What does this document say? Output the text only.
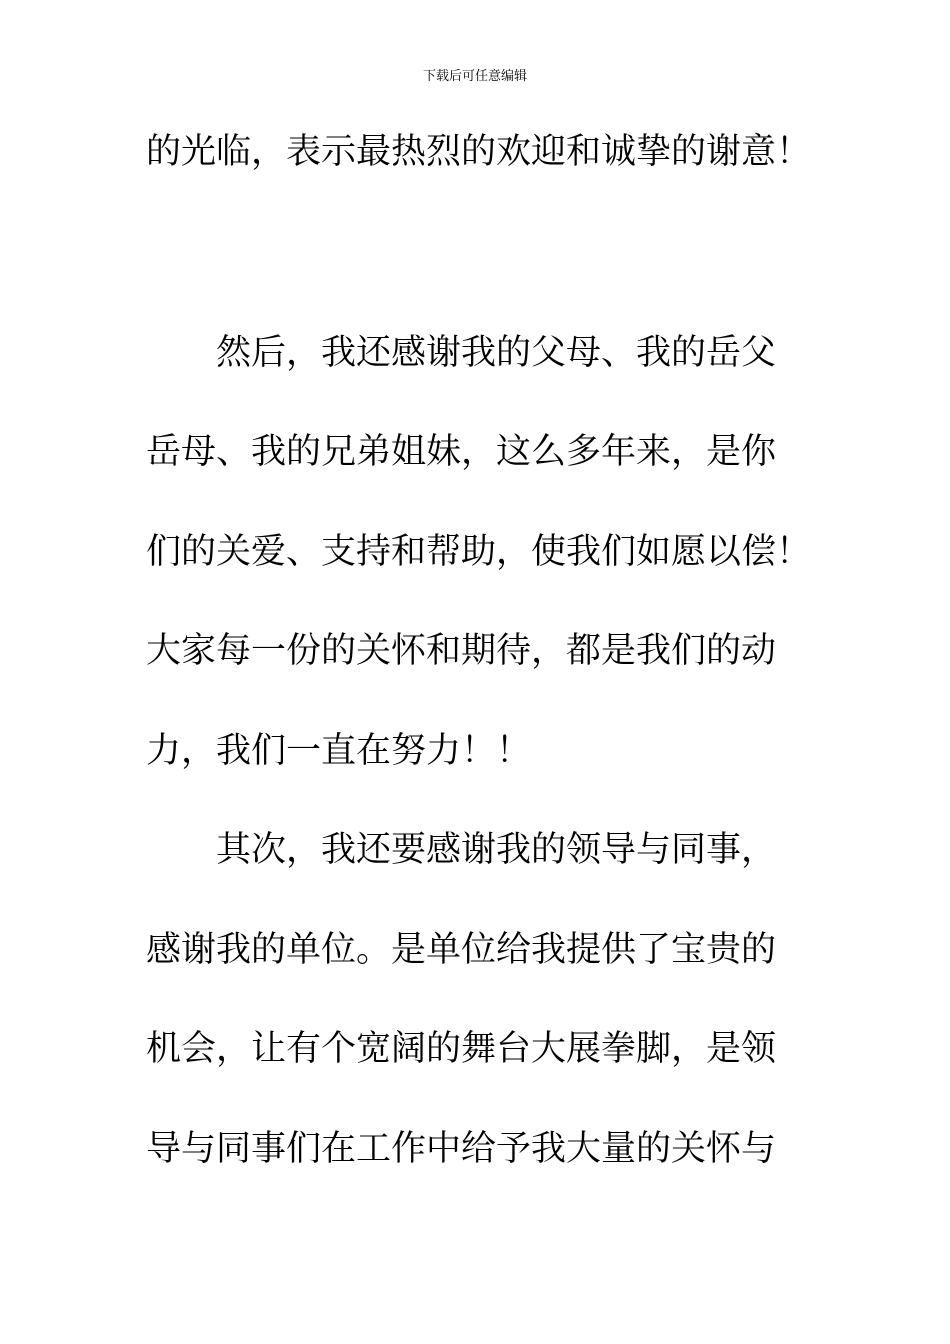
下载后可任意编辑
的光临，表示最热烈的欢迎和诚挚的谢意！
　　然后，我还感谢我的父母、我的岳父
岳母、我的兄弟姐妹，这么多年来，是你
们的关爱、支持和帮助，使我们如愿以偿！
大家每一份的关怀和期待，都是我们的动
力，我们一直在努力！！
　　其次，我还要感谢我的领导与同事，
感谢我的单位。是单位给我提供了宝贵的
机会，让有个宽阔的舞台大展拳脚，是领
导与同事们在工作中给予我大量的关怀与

WHAT TO WORK ON: Repeat the full listing above exactly, with no pictures in the copy.

RESPONSE TO THIS EXERCISE:
What does this document say? Output the text only.
下载后可任意编辑
的光临，表示最热烈的欢迎和诚挚的谢意！
　　然后，我还感谢我的父母、我的岳父
岳母、我的兄弟姐妹，这么多年来，是你
们的关爱、支持和帮助，使我们如愿以偿！
大家每一份的关怀和期待，都是我们的动
力，我们一直在努力！！
　　其次，我还要感谢我的领导与同事，
感谢我的单位。是单位给我提供了宝贵的
机会，让有个宽阔的舞台大展拳脚，是领
导与同事们在工作中给予我大量的关怀与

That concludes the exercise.